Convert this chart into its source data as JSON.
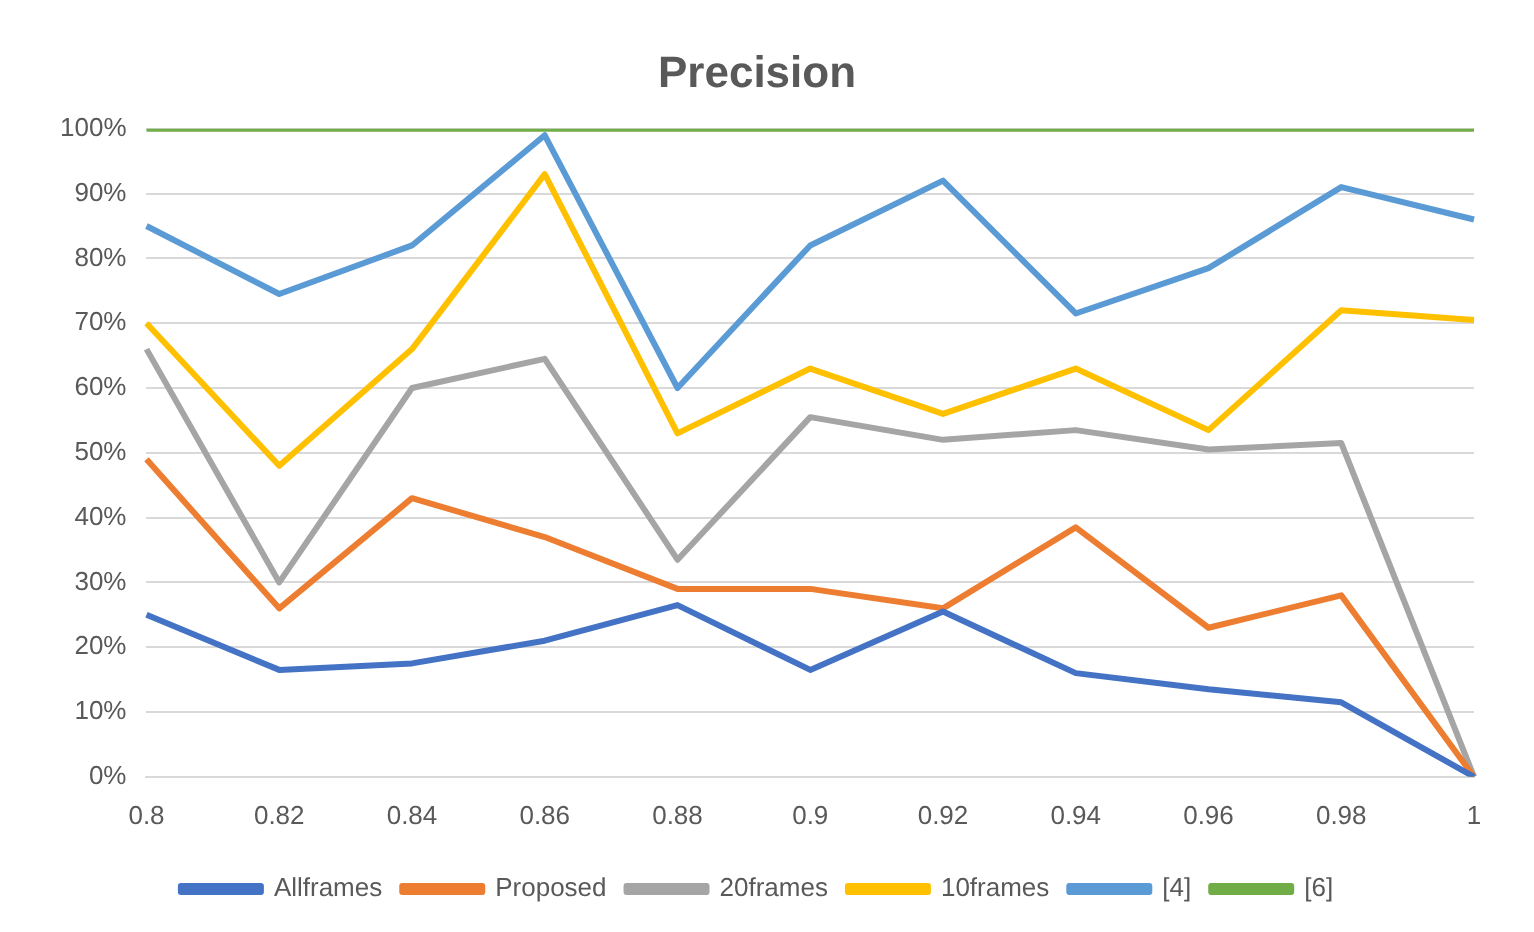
{
  "chart_data": {
    "type": "line",
    "title": "Precision",
    "categories": [
      "0.8",
      "0.82",
      "0.84",
      "0.86",
      "0.88",
      "0.9",
      "0.92",
      "0.94",
      "0.96",
      "0.98",
      "1"
    ],
    "series": [
      {
        "name": "Allframes",
        "color": "#4472c4",
        "values": [
          25,
          16.5,
          17.5,
          21,
          26.5,
          16.5,
          25.5,
          16,
          13.5,
          11.5,
          0
        ]
      },
      {
        "name": "Proposed",
        "color": "#ed7d31",
        "values": [
          49,
          26,
          43,
          37,
          29,
          29,
          26,
          38.5,
          23,
          28,
          0
        ]
      },
      {
        "name": "20frames",
        "color": "#a5a5a5",
        "values": [
          66,
          30,
          60,
          64.5,
          33.5,
          55.5,
          52,
          53.5,
          50.5,
          51.5,
          0
        ]
      },
      {
        "name": "10frames",
        "color": "#ffc000",
        "values": [
          70,
          48,
          66,
          93,
          53,
          63,
          56,
          63,
          53.5,
          72,
          70.5
        ]
      },
      {
        "name": "[4]",
        "color": "#5b9bd5",
        "values": [
          85,
          74.5,
          82,
          99,
          60,
          82,
          92,
          71.5,
          78.5,
          91,
          86
        ]
      },
      {
        "name": "[6]",
        "color": "#70ad47",
        "values": [
          100,
          100,
          100,
          100,
          100,
          100,
          100,
          100,
          100,
          100,
          100
        ]
      }
    ],
    "ylim": [
      0,
      100
    ],
    "yticks": [
      {
        "value": 0,
        "label": "0%"
      },
      {
        "value": 10,
        "label": "10%"
      },
      {
        "value": 20,
        "label": "20%"
      },
      {
        "value": 30,
        "label": "30%"
      },
      {
        "value": 40,
        "label": "40%"
      },
      {
        "value": 50,
        "label": "50%"
      },
      {
        "value": 60,
        "label": "60%"
      },
      {
        "value": 70,
        "label": "70%"
      },
      {
        "value": 80,
        "label": "80%"
      },
      {
        "value": 90,
        "label": "90%"
      },
      {
        "value": 100,
        "label": "100%"
      }
    ],
    "grid": "y",
    "legend": "bottom",
    "marker": "none",
    "line_style": "solid"
  }
}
####
Task directions ▸ Drop the pictures and reproduce the rest of the entries above exactly.

Response to this exercise ▸
Convert this chart into its source data as JSON.
{
  "chart_data": {
    "type": "line",
    "title": "Precision",
    "categories": [
      "0.8",
      "0.82",
      "0.84",
      "0.86",
      "0.88",
      "0.9",
      "0.92",
      "0.94",
      "0.96",
      "0.98",
      "1"
    ],
    "series": [
      {
        "name": "Allframes",
        "color": "#4472c4",
        "values": [
          25,
          16.5,
          17.5,
          21,
          26.5,
          16.5,
          25.5,
          16,
          13.5,
          11.5,
          0
        ]
      },
      {
        "name": "Proposed",
        "color": "#ed7d31",
        "values": [
          49,
          26,
          43,
          37,
          29,
          29,
          26,
          38.5,
          23,
          28,
          0
        ]
      },
      {
        "name": "20frames",
        "color": "#a5a5a5",
        "values": [
          66,
          30,
          60,
          64.5,
          33.5,
          55.5,
          52,
          53.5,
          50.5,
          51.5,
          0
        ]
      },
      {
        "name": "10frames",
        "color": "#ffc000",
        "values": [
          70,
          48,
          66,
          93,
          53,
          63,
          56,
          63,
          53.5,
          72,
          70.5
        ]
      },
      {
        "name": "[4]",
        "color": "#5b9bd5",
        "values": [
          85,
          74.5,
          82,
          99,
          60,
          82,
          92,
          71.5,
          78.5,
          91,
          86
        ]
      },
      {
        "name": "[6]",
        "color": "#70ad47",
        "values": [
          100,
          100,
          100,
          100,
          100,
          100,
          100,
          100,
          100,
          100,
          100
        ]
      }
    ],
    "ylim": [
      0,
      100
    ],
    "yticks": [
      {
        "value": 0,
        "label": "0%"
      },
      {
        "value": 10,
        "label": "10%"
      },
      {
        "value": 20,
        "label": "20%"
      },
      {
        "value": 30,
        "label": "30%"
      },
      {
        "value": 40,
        "label": "40%"
      },
      {
        "value": 50,
        "label": "50%"
      },
      {
        "value": 60,
        "label": "60%"
      },
      {
        "value": 70,
        "label": "70%"
      },
      {
        "value": 80,
        "label": "80%"
      },
      {
        "value": 90,
        "label": "90%"
      },
      {
        "value": 100,
        "label": "100%"
      }
    ],
    "grid": "y",
    "legend": "bottom",
    "marker": "none",
    "line_style": "solid"
  }
}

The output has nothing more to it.